Items from a dataset
————

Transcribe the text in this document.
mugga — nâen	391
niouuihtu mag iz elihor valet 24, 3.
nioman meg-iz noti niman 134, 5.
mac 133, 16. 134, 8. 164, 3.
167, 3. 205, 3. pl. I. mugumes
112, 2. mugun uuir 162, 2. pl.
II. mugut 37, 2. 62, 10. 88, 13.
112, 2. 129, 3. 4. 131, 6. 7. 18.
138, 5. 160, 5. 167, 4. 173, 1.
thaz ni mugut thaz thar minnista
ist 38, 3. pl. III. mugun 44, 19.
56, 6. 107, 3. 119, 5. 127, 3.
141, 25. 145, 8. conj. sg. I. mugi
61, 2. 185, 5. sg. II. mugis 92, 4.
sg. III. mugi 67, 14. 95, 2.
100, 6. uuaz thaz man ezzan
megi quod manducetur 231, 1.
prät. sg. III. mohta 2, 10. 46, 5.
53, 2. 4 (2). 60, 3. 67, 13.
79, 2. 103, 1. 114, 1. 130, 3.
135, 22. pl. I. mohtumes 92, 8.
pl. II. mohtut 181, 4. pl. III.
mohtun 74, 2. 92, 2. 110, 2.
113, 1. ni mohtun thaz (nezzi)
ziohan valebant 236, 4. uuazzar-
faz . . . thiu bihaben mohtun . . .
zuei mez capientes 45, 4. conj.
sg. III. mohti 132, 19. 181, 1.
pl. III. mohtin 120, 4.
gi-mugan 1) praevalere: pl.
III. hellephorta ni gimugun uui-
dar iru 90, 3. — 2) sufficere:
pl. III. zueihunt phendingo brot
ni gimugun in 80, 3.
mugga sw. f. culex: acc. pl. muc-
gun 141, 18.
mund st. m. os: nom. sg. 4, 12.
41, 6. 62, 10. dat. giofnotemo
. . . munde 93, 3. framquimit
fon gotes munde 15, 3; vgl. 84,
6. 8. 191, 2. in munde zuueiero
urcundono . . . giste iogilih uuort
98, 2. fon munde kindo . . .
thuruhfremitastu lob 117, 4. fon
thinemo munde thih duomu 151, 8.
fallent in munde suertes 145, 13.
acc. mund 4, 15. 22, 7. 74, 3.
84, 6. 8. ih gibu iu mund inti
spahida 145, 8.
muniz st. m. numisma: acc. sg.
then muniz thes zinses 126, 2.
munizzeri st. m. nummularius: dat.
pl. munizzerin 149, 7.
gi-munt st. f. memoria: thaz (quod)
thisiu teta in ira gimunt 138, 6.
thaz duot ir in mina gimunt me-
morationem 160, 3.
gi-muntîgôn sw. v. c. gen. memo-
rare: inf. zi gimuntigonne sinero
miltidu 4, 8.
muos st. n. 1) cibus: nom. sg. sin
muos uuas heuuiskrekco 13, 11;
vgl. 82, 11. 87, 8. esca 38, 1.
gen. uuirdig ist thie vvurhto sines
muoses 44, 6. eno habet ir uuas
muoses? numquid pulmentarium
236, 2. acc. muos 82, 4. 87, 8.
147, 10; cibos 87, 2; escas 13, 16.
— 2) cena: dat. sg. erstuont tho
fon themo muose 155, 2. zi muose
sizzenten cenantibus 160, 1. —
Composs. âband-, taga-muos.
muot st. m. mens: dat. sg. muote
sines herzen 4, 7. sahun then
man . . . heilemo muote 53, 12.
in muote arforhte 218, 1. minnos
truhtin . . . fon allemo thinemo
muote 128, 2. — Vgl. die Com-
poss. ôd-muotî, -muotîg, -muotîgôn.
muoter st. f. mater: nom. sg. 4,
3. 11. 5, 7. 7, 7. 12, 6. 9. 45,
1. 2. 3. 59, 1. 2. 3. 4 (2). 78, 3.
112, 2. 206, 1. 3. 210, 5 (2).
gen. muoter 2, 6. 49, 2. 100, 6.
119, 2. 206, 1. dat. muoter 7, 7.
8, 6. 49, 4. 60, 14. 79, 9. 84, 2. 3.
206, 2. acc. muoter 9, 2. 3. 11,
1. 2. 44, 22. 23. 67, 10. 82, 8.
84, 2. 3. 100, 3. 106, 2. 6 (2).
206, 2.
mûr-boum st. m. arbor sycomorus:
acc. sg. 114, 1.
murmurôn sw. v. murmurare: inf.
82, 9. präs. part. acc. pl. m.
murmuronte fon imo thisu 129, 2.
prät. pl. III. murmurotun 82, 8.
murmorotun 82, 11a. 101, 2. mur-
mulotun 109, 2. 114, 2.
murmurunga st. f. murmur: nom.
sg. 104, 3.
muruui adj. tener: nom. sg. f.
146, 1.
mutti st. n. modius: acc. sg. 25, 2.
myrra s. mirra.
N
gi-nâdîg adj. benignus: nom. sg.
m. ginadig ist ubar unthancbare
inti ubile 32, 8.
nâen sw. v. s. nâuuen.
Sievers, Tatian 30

————

> **EXERCISE DETAILS**
Tally the lines that hold the string "prät" and state the total, nothing more.

> **CORRECT RESULT**
2